● **Requirement**
Repeat the whole listing exactly as written.

(Dataset listings of figures)
..........

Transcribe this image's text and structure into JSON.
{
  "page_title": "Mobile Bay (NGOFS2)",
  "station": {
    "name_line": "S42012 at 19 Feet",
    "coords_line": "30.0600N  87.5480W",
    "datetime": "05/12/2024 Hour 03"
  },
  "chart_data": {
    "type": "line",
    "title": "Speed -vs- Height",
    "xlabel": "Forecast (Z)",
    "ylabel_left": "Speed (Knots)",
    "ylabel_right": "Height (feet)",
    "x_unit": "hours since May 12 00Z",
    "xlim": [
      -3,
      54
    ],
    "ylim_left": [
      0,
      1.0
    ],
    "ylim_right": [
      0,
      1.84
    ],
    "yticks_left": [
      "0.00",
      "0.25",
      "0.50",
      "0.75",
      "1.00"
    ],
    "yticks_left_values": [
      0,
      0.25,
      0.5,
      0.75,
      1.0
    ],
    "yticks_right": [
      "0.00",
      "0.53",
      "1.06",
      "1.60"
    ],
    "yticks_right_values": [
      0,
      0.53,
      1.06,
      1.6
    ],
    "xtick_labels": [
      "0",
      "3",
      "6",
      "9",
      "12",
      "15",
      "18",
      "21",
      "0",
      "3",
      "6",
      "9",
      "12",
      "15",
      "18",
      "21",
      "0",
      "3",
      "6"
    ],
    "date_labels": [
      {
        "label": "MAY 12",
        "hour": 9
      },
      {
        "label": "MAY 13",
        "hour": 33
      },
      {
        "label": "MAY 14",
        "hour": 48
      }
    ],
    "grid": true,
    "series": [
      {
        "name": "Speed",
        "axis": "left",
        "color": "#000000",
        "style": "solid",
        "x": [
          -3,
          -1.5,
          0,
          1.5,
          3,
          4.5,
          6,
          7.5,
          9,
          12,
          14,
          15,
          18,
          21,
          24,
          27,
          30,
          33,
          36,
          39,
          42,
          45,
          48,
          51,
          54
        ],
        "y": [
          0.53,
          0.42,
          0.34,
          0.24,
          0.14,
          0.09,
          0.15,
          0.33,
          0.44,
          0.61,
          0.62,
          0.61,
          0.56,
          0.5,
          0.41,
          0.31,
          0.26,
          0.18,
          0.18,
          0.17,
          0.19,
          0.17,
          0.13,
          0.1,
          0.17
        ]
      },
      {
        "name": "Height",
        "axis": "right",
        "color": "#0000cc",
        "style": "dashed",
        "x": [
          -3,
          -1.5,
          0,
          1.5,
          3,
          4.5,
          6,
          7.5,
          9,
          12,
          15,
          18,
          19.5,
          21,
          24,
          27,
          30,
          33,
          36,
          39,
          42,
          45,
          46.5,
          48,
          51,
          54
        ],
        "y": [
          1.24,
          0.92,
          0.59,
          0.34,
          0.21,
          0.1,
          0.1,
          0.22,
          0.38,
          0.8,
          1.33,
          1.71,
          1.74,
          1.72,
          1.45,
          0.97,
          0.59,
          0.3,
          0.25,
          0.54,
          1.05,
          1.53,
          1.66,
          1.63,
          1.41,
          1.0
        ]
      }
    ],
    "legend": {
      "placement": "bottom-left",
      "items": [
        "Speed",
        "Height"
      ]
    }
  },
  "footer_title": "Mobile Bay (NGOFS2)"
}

..........

● **Full answer**
Transcribe this image's text and structure into JSON.
{
  "page_title": "Mobile Bay (NGOFS2)",
  "station": {
    "name_line": "S42012 at 19 Feet",
    "coords_line": "30.0600N  87.5480W",
    "datetime": "05/12/2024 Hour 03"
  },
  "chart_data": {
    "type": "line",
    "title": "Speed -vs- Height",
    "xlabel": "Forecast (Z)",
    "ylabel_left": "Speed (Knots)",
    "ylabel_right": "Height (feet)",
    "x_unit": "hours since May 12 00Z",
    "xlim": [
      -3,
      54
    ],
    "ylim_left": [
      0,
      1.0
    ],
    "ylim_right": [
      0,
      1.84
    ],
    "yticks_left": [
      "0.00",
      "0.25",
      "0.50",
      "0.75",
      "1.00"
    ],
    "yticks_left_values": [
      0,
      0.25,
      0.5,
      0.75,
      1.0
    ],
    "yticks_right": [
      "0.00",
      "0.53",
      "1.06",
      "1.60"
    ],
    "yticks_right_values": [
      0,
      0.53,
      1.06,
      1.6
    ],
    "xtick_labels": [
      "0",
      "3",
      "6",
      "9",
      "12",
      "15",
      "18",
      "21",
      "0",
      "3",
      "6",
      "9",
      "12",
      "15",
      "18",
      "21",
      "0",
      "3",
      "6"
    ],
    "date_labels": [
      {
        "label": "MAY 12",
        "hour": 9
      },
      {
        "label": "MAY 13",
        "hour": 33
      },
      {
        "label": "MAY 14",
        "hour": 48
      }
    ],
    "grid": true,
    "series": [
      {
        "name": "Speed",
        "axis": "left",
        "color": "#000000",
        "style": "solid",
        "x": [
          -3,
          -1.5,
          0,
          1.5,
          3,
          4.5,
          6,
          7.5,
          9,
          12,
          14,
          15,
          18,
          21,
          24,
          27,
          30,
          33,
          36,
          39,
          42,
          45,
          48,
          51,
          54
        ],
        "y": [
          0.53,
          0.42,
          0.34,
          0.24,
          0.14,
          0.09,
          0.15,
          0.33,
          0.44,
          0.61,
          0.62,
          0.61,
          0.56,
          0.5,
          0.41,
          0.31,
          0.26,
          0.18,
          0.18,
          0.17,
          0.19,
          0.17,
          0.13,
          0.1,
          0.17
        ]
      },
      {
        "name": "Height",
        "axis": "right",
        "color": "#0000cc",
        "style": "dashed",
        "x": [
          -3,
          -1.5,
          0,
          1.5,
          3,
          4.5,
          6,
          7.5,
          9,
          12,
          15,
          18,
          19.5,
          21,
          24,
          27,
          30,
          33,
          36,
          39,
          42,
          45,
          46.5,
          48,
          51,
          54
        ],
        "y": [
          1.24,
          0.92,
          0.59,
          0.34,
          0.21,
          0.1,
          0.1,
          0.22,
          0.38,
          0.8,
          1.33,
          1.71,
          1.74,
          1.72,
          1.45,
          0.97,
          0.59,
          0.3,
          0.25,
          0.54,
          1.05,
          1.53,
          1.66,
          1.63,
          1.41,
          1.0
        ]
      }
    ],
    "legend": {
      "placement": "bottom-left",
      "items": [
        "Speed",
        "Height"
      ]
    }
  },
  "footer_title": "Mobile Bay (NGOFS2)"
}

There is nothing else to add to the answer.